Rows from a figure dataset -
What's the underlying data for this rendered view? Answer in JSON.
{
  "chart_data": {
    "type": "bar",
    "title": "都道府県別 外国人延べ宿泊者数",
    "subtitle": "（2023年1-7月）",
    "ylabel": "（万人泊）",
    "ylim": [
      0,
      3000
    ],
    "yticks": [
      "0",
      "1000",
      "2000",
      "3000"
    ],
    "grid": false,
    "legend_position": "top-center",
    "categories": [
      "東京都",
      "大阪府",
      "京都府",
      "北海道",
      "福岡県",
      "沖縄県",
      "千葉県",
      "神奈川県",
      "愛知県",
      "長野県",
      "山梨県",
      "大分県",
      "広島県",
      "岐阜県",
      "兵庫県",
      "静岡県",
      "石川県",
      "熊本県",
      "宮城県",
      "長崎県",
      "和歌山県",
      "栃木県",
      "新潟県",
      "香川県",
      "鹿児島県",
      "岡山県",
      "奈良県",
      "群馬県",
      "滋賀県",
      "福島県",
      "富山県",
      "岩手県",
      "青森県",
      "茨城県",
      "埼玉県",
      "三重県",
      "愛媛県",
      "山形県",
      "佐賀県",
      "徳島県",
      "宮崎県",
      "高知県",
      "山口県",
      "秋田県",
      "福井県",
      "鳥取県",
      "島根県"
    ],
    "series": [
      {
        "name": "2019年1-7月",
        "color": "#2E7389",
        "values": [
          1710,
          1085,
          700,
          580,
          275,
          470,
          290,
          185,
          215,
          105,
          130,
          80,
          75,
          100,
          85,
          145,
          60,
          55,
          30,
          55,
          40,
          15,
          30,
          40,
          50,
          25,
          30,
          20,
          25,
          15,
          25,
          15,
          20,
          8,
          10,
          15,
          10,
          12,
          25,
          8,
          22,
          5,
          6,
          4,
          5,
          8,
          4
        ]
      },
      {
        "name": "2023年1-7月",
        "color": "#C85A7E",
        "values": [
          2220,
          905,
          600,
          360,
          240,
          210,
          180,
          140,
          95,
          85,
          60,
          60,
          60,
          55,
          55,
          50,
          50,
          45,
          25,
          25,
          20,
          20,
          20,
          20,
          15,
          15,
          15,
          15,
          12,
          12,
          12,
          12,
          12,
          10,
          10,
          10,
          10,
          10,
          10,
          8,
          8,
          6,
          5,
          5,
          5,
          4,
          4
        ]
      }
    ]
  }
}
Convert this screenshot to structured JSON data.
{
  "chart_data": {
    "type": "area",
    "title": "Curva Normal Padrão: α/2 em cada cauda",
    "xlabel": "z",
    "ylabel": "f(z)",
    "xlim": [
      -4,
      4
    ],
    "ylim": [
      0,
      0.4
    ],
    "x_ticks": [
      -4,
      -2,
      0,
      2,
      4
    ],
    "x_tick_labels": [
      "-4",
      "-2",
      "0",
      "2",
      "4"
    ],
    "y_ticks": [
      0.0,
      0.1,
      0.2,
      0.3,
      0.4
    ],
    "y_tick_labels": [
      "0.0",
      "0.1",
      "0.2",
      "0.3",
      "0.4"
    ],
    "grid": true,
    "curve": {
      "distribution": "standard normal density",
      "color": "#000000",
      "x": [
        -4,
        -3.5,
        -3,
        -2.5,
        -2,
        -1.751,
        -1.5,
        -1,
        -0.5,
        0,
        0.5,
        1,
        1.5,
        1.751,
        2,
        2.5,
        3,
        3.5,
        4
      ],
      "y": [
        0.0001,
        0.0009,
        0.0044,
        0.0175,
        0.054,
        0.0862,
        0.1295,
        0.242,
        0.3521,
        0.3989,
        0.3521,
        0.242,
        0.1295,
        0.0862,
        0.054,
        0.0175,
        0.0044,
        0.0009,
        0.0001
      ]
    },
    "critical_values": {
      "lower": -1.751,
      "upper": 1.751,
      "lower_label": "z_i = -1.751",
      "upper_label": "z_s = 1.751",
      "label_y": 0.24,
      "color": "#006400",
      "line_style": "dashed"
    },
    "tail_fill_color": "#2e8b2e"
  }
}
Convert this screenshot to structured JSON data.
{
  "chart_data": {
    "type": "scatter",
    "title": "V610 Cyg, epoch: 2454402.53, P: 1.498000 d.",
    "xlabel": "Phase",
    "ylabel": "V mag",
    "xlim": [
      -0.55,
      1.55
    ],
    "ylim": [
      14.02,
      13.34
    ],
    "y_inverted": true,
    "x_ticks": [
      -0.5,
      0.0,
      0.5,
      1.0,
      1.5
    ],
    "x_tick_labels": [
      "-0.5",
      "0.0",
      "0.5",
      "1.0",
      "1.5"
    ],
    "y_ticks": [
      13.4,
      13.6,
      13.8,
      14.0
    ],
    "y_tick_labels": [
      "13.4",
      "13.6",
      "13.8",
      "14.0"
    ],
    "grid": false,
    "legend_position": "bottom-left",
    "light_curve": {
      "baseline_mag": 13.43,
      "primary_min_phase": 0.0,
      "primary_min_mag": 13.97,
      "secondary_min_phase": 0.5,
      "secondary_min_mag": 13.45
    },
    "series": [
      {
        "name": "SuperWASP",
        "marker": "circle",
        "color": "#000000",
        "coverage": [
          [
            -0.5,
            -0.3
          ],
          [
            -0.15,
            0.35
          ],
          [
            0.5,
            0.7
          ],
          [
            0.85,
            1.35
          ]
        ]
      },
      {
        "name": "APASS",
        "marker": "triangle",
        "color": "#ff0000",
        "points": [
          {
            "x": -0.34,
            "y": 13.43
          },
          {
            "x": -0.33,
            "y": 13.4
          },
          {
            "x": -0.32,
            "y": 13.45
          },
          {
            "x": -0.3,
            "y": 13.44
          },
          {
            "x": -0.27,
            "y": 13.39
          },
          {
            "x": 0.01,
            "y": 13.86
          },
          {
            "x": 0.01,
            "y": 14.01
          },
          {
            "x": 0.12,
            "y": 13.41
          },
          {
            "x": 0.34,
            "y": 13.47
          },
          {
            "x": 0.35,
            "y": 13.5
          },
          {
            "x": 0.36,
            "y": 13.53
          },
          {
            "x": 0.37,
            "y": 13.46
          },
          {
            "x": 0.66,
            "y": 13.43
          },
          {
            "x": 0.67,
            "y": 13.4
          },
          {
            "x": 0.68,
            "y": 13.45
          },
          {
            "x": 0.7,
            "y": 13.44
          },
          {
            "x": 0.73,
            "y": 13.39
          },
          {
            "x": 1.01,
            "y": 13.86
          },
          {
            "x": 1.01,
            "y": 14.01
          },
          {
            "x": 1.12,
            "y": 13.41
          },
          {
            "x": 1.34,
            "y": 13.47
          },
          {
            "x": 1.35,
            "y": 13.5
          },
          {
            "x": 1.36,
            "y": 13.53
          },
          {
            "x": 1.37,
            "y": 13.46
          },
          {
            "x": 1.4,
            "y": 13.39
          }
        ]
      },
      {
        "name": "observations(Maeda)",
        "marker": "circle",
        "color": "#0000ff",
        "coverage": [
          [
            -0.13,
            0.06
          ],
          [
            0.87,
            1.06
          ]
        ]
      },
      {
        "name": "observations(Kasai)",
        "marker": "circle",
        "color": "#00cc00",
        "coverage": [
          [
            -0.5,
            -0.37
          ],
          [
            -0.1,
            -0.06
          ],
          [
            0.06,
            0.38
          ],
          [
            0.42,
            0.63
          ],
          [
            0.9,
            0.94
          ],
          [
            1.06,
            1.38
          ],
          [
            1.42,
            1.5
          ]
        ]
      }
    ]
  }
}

Requirements - Write the data back out verbatim.

Final answer -
What's the underlying data for this rendered view? Answer in JSON.
{
  "chart_data": {
    "type": "bar",
    "title": "都道府県別 外国人延べ宿泊者数",
    "subtitle": "（2023年1-7月）",
    "ylabel": "（万人泊）",
    "ylim": [
      0,
      3000
    ],
    "yticks": [
      "0",
      "1000",
      "2000",
      "3000"
    ],
    "grid": false,
    "legend_position": "top-center",
    "categories": [
      "東京都",
      "大阪府",
      "京都府",
      "北海道",
      "福岡県",
      "沖縄県",
      "千葉県",
      "神奈川県",
      "愛知県",
      "長野県",
      "山梨県",
      "大分県",
      "広島県",
      "岐阜県",
      "兵庫県",
      "静岡県",
      "石川県",
      "熊本県",
      "宮城県",
      "長崎県",
      "和歌山県",
      "栃木県",
      "新潟県",
      "香川県",
      "鹿児島県",
      "岡山県",
      "奈良県",
      "群馬県",
      "滋賀県",
      "福島県",
      "富山県",
      "岩手県",
      "青森県",
      "茨城県",
      "埼玉県",
      "三重県",
      "愛媛県",
      "山形県",
      "佐賀県",
      "徳島県",
      "宮崎県",
      "高知県",
      "山口県",
      "秋田県",
      "福井県",
      "鳥取県",
      "島根県"
    ],
    "series": [
      {
        "name": "2019年1-7月",
        "color": "#2E7389",
        "values": [
          1710,
          1085,
          700,
          580,
          275,
          470,
          290,
          185,
          215,
          105,
          130,
          80,
          75,
          100,
          85,
          145,
          60,
          55,
          30,
          55,
          40,
          15,
          30,
          40,
          50,
          25,
          30,
          20,
          25,
          15,
          25,
          15,
          20,
          8,
          10,
          15,
          10,
          12,
          25,
          8,
          22,
          5,
          6,
          4,
          5,
          8,
          4
        ]
      },
      {
        "name": "2023年1-7月",
        "color": "#C85A7E",
        "values": [
          2220,
          905,
          600,
          360,
          240,
          210,
          180,
          140,
          95,
          85,
          60,
          60,
          60,
          55,
          55,
          50,
          50,
          45,
          25,
          25,
          20,
          20,
          20,
          20,
          15,
          15,
          15,
          15,
          12,
          12,
          12,
          12,
          12,
          10,
          10,
          10,
          10,
          10,
          10,
          8,
          8,
          6,
          5,
          5,
          5,
          4,
          4
        ]
      }
    ]
  }
}
Convert this screenshot to structured JSON data.
{
  "chart_data": {
    "type": "area",
    "title": "Curva Normal Padrão: α/2 em cada cauda",
    "xlabel": "z",
    "ylabel": "f(z)",
    "xlim": [
      -4,
      4
    ],
    "ylim": [
      0,
      0.4
    ],
    "x_ticks": [
      -4,
      -2,
      0,
      2,
      4
    ],
    "x_tick_labels": [
      "-4",
      "-2",
      "0",
      "2",
      "4"
    ],
    "y_ticks": [
      0.0,
      0.1,
      0.2,
      0.3,
      0.4
    ],
    "y_tick_labels": [
      "0.0",
      "0.1",
      "0.2",
      "0.3",
      "0.4"
    ],
    "grid": true,
    "curve": {
      "distribution": "standard normal density",
      "color": "#000000",
      "x": [
        -4,
        -3.5,
        -3,
        -2.5,
        -2,
        -1.751,
        -1.5,
        -1,
        -0.5,
        0,
        0.5,
        1,
        1.5,
        1.751,
        2,
        2.5,
        3,
        3.5,
        4
      ],
      "y": [
        0.0001,
        0.0009,
        0.0044,
        0.0175,
        0.054,
        0.0862,
        0.1295,
        0.242,
        0.3521,
        0.3989,
        0.3521,
        0.242,
        0.1295,
        0.0862,
        0.054,
        0.0175,
        0.0044,
        0.0009,
        0.0001
      ]
    },
    "critical_values": {
      "lower": -1.751,
      "upper": 1.751,
      "lower_label": "z_i = -1.751",
      "upper_label": "z_s = 1.751",
      "label_y": 0.24,
      "color": "#006400",
      "line_style": "dashed"
    },
    "tail_fill_color": "#2e8b2e"
  }
}
Convert this screenshot to structured JSON data.
{
  "chart_data": {
    "type": "scatter",
    "title": "V610 Cyg, epoch: 2454402.53, P: 1.498000 d.",
    "xlabel": "Phase",
    "ylabel": "V mag",
    "xlim": [
      -0.55,
      1.55
    ],
    "ylim": [
      14.02,
      13.34
    ],
    "y_inverted": true,
    "x_ticks": [
      -0.5,
      0.0,
      0.5,
      1.0,
      1.5
    ],
    "x_tick_labels": [
      "-0.5",
      "0.0",
      "0.5",
      "1.0",
      "1.5"
    ],
    "y_ticks": [
      13.4,
      13.6,
      13.8,
      14.0
    ],
    "y_tick_labels": [
      "13.4",
      "13.6",
      "13.8",
      "14.0"
    ],
    "grid": false,
    "legend_position": "bottom-left",
    "light_curve": {
      "baseline_mag": 13.43,
      "primary_min_phase": 0.0,
      "primary_min_mag": 13.97,
      "secondary_min_phase": 0.5,
      "secondary_min_mag": 13.45
    },
    "series": [
      {
        "name": "SuperWASP",
        "marker": "circle",
        "color": "#000000",
        "coverage": [
          [
            -0.5,
            -0.3
          ],
          [
            -0.15,
            0.35
          ],
          [
            0.5,
            0.7
          ],
          [
            0.85,
            1.35
          ]
        ]
      },
      {
        "name": "APASS",
        "marker": "triangle",
        "color": "#ff0000",
        "points": [
          {
            "x": -0.34,
            "y": 13.43
          },
          {
            "x": -0.33,
            "y": 13.4
          },
          {
            "x": -0.32,
            "y": 13.45
          },
          {
            "x": -0.3,
            "y": 13.44
          },
          {
            "x": -0.27,
            "y": 13.39
          },
          {
            "x": 0.01,
            "y": 13.86
          },
          {
            "x": 0.01,
            "y": 14.01
          },
          {
            "x": 0.12,
            "y": 13.41
          },
          {
            "x": 0.34,
            "y": 13.47
          },
          {
            "x": 0.35,
            "y": 13.5
          },
          {
            "x": 0.36,
            "y": 13.53
          },
          {
            "x": 0.37,
            "y": 13.46
          },
          {
            "x": 0.66,
            "y": 13.43
          },
          {
            "x": 0.67,
            "y": 13.4
          },
          {
            "x": 0.68,
            "y": 13.45
          },
          {
            "x": 0.7,
            "y": 13.44
          },
          {
            "x": 0.73,
            "y": 13.39
          },
          {
            "x": 1.01,
            "y": 13.86
          },
          {
            "x": 1.01,
            "y": 14.01
          },
          {
            "x": 1.12,
            "y": 13.41
          },
          {
            "x": 1.34,
            "y": 13.47
          },
          {
            "x": 1.35,
            "y": 13.5
          },
          {
            "x": 1.36,
            "y": 13.53
          },
          {
            "x": 1.37,
            "y": 13.46
          },
          {
            "x": 1.4,
            "y": 13.39
          }
        ]
      },
      {
        "name": "observations(Maeda)",
        "marker": "circle",
        "color": "#0000ff",
        "coverage": [
          [
            -0.13,
            0.06
          ],
          [
            0.87,
            1.06
          ]
        ]
      },
      {
        "name": "observations(Kasai)",
        "marker": "circle",
        "color": "#00cc00",
        "coverage": [
          [
            -0.5,
            -0.37
          ],
          [
            -0.1,
            -0.06
          ],
          [
            0.06,
            0.38
          ],
          [
            0.42,
            0.63
          ],
          [
            0.9,
            0.94
          ],
          [
            1.06,
            1.38
          ],
          [
            1.42,
            1.5
          ]
        ]
      }
    ]
  }
}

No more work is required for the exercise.